* MATERIAL FOR THIS TASK
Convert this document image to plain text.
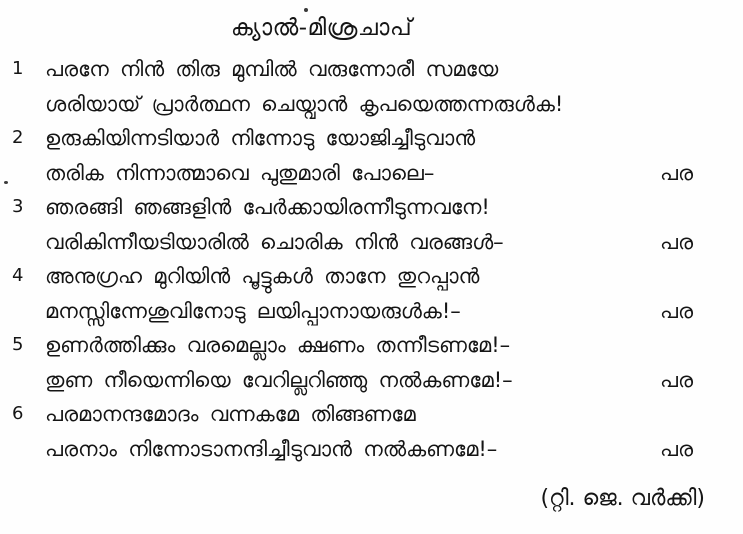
ക്യാൽ-മിശ്രചാപ്
1	പരനേ നിൻ തിരു മുമ്പിൽ വരുന്നോരീ സമയേ
ശരിയായ് പ്രാർത്ഥന ചെയ്വാൻ കൃപയെത്തന്നരുൾക!
2	ഉരുകിയിന്നടിയാർ നിന്നോടു യോജിച്ചീടുവാൻ
തരിക നിന്നാത്മാവെ പുതുമാരി പോലെ–	പര
3	ഞരങ്ങി ഞങ്ങളിൻ പേർക്കായിരന്നീടുന്നവനേ!
വരികിന്നീയടിയാരിൽ ചൊരിക നിൻ വരങ്ങൾ–	പര
4	അനുഗ്രഹ മുറിയിൻ പൂട്ടുകൾ താനേ തുറപ്പാൻ
മനസ്സിന്നേശുവിനോടു ലയിപ്പാനായരുൾക!–	പര
5	ഉണർത്തിക്കും വരമെല്ലാം ക്ഷണം തന്നീടണമേ!–
തുണ നീയെന്നിയെ വേറില്ലറിഞ്ഞു നൽകണമേ!–	പര
6	പരമാനന്ദമോദം വന്നകമേ തിങ്ങണമേ
പരനാം നിന്നോടാനന്ദിച്ചീടുവാൻ നൽകണമേ!–	പര
(റ്റി. ജെ. വർക്കി)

* GOAL OF THE EXERCISE
Reproduce the listing above exactly, excluding all pictures.

* RESPONSE TO THE TASK
Convert this document image to plain text.
ക്യാൽ-മിശ്രചാപ്
1	പരനേ നിൻ തിരു മുമ്പിൽ വരുന്നോരീ സമയേ
ശരിയായ് പ്രാർത്ഥന ചെയ്വാൻ കൃപയെത്തന്നരുൾക!
2	ഉരുകിയിന്നടിയാർ നിന്നോടു യോജിച്ചീടുവാൻ
തരിക നിന്നാത്മാവെ പുതുമാരി പോലെ–	പര
3	ഞരങ്ങി ഞങ്ങളിൻ പേർക്കായിരന്നീടുന്നവനേ!
വരികിന്നീയടിയാരിൽ ചൊരിക നിൻ വരങ്ങൾ–	പര
4	അനുഗ്രഹ മുറിയിൻ പൂട്ടുകൾ താനേ തുറപ്പാൻ
മനസ്സിന്നേശുവിനോടു ലയിപ്പാനായരുൾക!–	പര
5	ഉണർത്തിക്കും വരമെല്ലാം ക്ഷണം തന്നീടണമേ!–
തുണ നീയെന്നിയെ വേറില്ലറിഞ്ഞു നൽകണമേ!–	പര
6	പരമാനന്ദമോദം വന്നകമേ തിങ്ങണമേ
പരനാം നിന്നോടാനന്ദിച്ചീടുവാൻ നൽകണമേ!–	പര
(റ്റി. ജെ. വർക്കി)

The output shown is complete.